## begin Supplied material
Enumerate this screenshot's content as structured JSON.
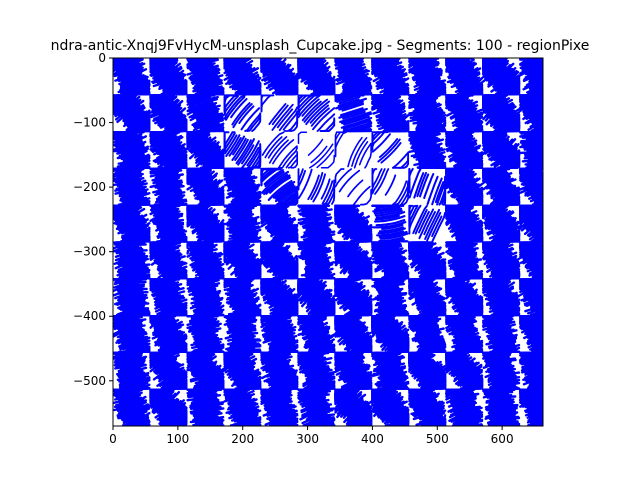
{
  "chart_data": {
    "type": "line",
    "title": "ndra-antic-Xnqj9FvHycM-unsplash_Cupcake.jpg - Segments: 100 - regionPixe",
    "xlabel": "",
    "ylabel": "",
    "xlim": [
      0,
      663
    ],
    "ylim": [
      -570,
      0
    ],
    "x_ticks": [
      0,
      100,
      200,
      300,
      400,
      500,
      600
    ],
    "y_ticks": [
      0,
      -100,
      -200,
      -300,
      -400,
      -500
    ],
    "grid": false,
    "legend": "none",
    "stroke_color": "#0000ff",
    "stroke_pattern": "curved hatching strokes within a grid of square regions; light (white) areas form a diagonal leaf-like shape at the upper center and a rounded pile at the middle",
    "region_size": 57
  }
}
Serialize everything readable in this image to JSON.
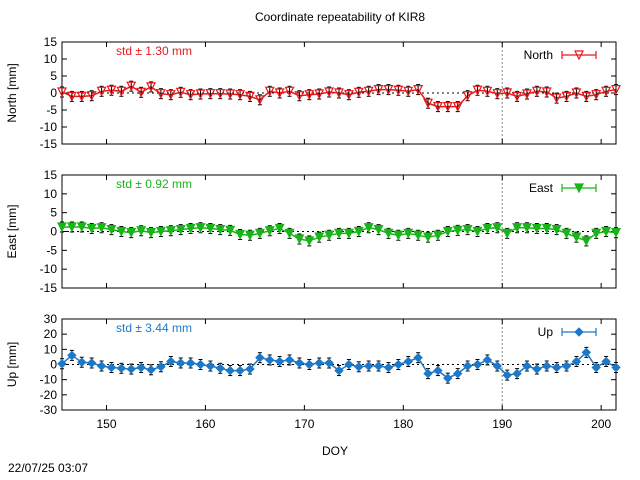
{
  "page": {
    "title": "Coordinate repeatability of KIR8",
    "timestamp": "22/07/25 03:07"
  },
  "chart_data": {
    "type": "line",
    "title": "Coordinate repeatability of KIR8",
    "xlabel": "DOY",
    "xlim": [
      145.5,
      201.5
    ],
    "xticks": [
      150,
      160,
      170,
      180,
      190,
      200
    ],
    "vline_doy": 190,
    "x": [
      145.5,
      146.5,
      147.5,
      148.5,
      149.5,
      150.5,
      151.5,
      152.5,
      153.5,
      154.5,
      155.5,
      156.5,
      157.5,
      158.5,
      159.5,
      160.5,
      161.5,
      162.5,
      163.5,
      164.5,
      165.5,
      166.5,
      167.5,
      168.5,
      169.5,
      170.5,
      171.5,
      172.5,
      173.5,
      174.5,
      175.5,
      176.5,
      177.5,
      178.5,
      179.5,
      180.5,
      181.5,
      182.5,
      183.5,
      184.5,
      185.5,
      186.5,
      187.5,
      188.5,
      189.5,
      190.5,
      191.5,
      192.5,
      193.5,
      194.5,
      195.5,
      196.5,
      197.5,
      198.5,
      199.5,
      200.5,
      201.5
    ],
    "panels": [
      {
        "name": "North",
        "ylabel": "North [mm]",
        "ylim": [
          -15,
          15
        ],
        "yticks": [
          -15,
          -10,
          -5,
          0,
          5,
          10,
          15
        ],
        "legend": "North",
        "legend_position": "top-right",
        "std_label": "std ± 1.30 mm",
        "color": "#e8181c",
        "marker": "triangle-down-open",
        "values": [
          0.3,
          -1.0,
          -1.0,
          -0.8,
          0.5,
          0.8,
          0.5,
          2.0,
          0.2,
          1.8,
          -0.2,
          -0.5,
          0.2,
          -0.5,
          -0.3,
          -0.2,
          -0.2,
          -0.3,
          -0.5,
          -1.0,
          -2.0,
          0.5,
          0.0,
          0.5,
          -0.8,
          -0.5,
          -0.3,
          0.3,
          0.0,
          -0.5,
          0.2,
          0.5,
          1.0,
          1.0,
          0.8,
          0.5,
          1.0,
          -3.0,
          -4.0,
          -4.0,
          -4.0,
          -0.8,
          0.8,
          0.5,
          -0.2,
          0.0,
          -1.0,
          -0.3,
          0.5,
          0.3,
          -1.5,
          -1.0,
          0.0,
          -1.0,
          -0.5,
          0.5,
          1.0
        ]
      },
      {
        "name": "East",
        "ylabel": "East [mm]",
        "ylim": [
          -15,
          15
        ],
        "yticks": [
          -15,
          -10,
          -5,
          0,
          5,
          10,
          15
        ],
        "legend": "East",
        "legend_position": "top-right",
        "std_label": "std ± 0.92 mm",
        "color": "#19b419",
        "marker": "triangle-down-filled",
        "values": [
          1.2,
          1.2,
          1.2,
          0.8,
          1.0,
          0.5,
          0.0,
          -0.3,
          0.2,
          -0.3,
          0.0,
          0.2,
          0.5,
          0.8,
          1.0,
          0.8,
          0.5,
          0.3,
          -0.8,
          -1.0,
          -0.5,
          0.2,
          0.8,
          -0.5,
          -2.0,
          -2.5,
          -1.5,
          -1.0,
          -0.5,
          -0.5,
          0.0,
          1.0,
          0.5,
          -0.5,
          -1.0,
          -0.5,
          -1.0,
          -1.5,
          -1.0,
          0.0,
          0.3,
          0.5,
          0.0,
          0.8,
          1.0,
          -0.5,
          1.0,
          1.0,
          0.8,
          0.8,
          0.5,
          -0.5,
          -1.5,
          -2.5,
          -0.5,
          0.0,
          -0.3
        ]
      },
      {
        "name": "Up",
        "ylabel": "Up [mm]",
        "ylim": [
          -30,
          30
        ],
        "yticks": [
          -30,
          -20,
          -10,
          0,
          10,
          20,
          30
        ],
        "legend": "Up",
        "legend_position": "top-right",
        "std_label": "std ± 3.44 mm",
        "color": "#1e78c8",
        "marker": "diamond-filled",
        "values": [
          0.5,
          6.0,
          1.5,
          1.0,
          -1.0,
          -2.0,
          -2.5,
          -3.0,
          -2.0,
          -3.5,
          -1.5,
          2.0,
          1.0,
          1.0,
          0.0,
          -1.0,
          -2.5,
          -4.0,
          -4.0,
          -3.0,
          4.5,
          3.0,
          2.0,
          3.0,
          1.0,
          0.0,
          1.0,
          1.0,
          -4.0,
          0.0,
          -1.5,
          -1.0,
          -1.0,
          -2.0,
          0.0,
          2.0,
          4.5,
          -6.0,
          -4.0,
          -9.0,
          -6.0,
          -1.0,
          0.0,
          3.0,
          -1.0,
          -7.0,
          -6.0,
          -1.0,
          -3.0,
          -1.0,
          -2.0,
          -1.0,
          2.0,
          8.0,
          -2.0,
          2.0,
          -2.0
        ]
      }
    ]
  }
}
## end Supplied material
● **Task brief**: Repeat the records word for word. Any picture in them should be left out.

● **Answer to this task**:
Enumerate this screenshot's content as structured JSON.
{
  "chart_data": {
    "type": "line",
    "title": "ndra-antic-Xnqj9FvHycM-unsplash_Cupcake.jpg - Segments: 100 - regionPixe",
    "xlabel": "",
    "ylabel": "",
    "xlim": [
      0,
      663
    ],
    "ylim": [
      -570,
      0
    ],
    "x_ticks": [
      0,
      100,
      200,
      300,
      400,
      500,
      600
    ],
    "y_ticks": [
      0,
      -100,
      -200,
      -300,
      -400,
      -500
    ],
    "grid": false,
    "legend": "none",
    "stroke_color": "#0000ff",
    "stroke_pattern": "curved hatching strokes within a grid of square regions; light (white) areas form a diagonal leaf-like shape at the upper center and a rounded pile at the middle",
    "region_size": 57
  }
}
Serialize everything readable in this image to JSON.
{
  "page": {
    "title": "Coordinate repeatability of KIR8",
    "timestamp": "22/07/25 03:07"
  },
  "chart_data": {
    "type": "line",
    "title": "Coordinate repeatability of KIR8",
    "xlabel": "DOY",
    "xlim": [
      145.5,
      201.5
    ],
    "xticks": [
      150,
      160,
      170,
      180,
      190,
      200
    ],
    "vline_doy": 190,
    "x": [
      145.5,
      146.5,
      147.5,
      148.5,
      149.5,
      150.5,
      151.5,
      152.5,
      153.5,
      154.5,
      155.5,
      156.5,
      157.5,
      158.5,
      159.5,
      160.5,
      161.5,
      162.5,
      163.5,
      164.5,
      165.5,
      166.5,
      167.5,
      168.5,
      169.5,
      170.5,
      171.5,
      172.5,
      173.5,
      174.5,
      175.5,
      176.5,
      177.5,
      178.5,
      179.5,
      180.5,
      181.5,
      182.5,
      183.5,
      184.5,
      185.5,
      186.5,
      187.5,
      188.5,
      189.5,
      190.5,
      191.5,
      192.5,
      193.5,
      194.5,
      195.5,
      196.5,
      197.5,
      198.5,
      199.5,
      200.5,
      201.5
    ],
    "panels": [
      {
        "name": "North",
        "ylabel": "North [mm]",
        "ylim": [
          -15,
          15
        ],
        "yticks": [
          -15,
          -10,
          -5,
          0,
          5,
          10,
          15
        ],
        "legend": "North",
        "legend_position": "top-right",
        "std_label": "std ± 1.30 mm",
        "color": "#e8181c",
        "marker": "triangle-down-open",
        "values": [
          0.3,
          -1.0,
          -1.0,
          -0.8,
          0.5,
          0.8,
          0.5,
          2.0,
          0.2,
          1.8,
          -0.2,
          -0.5,
          0.2,
          -0.5,
          -0.3,
          -0.2,
          -0.2,
          -0.3,
          -0.5,
          -1.0,
          -2.0,
          0.5,
          0.0,
          0.5,
          -0.8,
          -0.5,
          -0.3,
          0.3,
          0.0,
          -0.5,
          0.2,
          0.5,
          1.0,
          1.0,
          0.8,
          0.5,
          1.0,
          -3.0,
          -4.0,
          -4.0,
          -4.0,
          -0.8,
          0.8,
          0.5,
          -0.2,
          0.0,
          -1.0,
          -0.3,
          0.5,
          0.3,
          -1.5,
          -1.0,
          0.0,
          -1.0,
          -0.5,
          0.5,
          1.0
        ]
      },
      {
        "name": "East",
        "ylabel": "East [mm]",
        "ylim": [
          -15,
          15
        ],
        "yticks": [
          -15,
          -10,
          -5,
          0,
          5,
          10,
          15
        ],
        "legend": "East",
        "legend_position": "top-right",
        "std_label": "std ± 0.92 mm",
        "color": "#19b419",
        "marker": "triangle-down-filled",
        "values": [
          1.2,
          1.2,
          1.2,
          0.8,
          1.0,
          0.5,
          0.0,
          -0.3,
          0.2,
          -0.3,
          0.0,
          0.2,
          0.5,
          0.8,
          1.0,
          0.8,
          0.5,
          0.3,
          -0.8,
          -1.0,
          -0.5,
          0.2,
          0.8,
          -0.5,
          -2.0,
          -2.5,
          -1.5,
          -1.0,
          -0.5,
          -0.5,
          0.0,
          1.0,
          0.5,
          -0.5,
          -1.0,
          -0.5,
          -1.0,
          -1.5,
          -1.0,
          0.0,
          0.3,
          0.5,
          0.0,
          0.8,
          1.0,
          -0.5,
          1.0,
          1.0,
          0.8,
          0.8,
          0.5,
          -0.5,
          -1.5,
          -2.5,
          -0.5,
          0.0,
          -0.3
        ]
      },
      {
        "name": "Up",
        "ylabel": "Up [mm]",
        "ylim": [
          -30,
          30
        ],
        "yticks": [
          -30,
          -20,
          -10,
          0,
          10,
          20,
          30
        ],
        "legend": "Up",
        "legend_position": "top-right",
        "std_label": "std ± 3.44 mm",
        "color": "#1e78c8",
        "marker": "diamond-filled",
        "values": [
          0.5,
          6.0,
          1.5,
          1.0,
          -1.0,
          -2.0,
          -2.5,
          -3.0,
          -2.0,
          -3.5,
          -1.5,
          2.0,
          1.0,
          1.0,
          0.0,
          -1.0,
          -2.5,
          -4.0,
          -4.0,
          -3.0,
          4.5,
          3.0,
          2.0,
          3.0,
          1.0,
          0.0,
          1.0,
          1.0,
          -4.0,
          0.0,
          -1.5,
          -1.0,
          -1.0,
          -2.0,
          0.0,
          2.0,
          4.5,
          -6.0,
          -4.0,
          -9.0,
          -6.0,
          -1.0,
          0.0,
          3.0,
          -1.0,
          -7.0,
          -6.0,
          -1.0,
          -3.0,
          -1.0,
          -2.0,
          -1.0,
          2.0,
          8.0,
          -2.0,
          2.0,
          -2.0
        ]
      }
    ]
  }
}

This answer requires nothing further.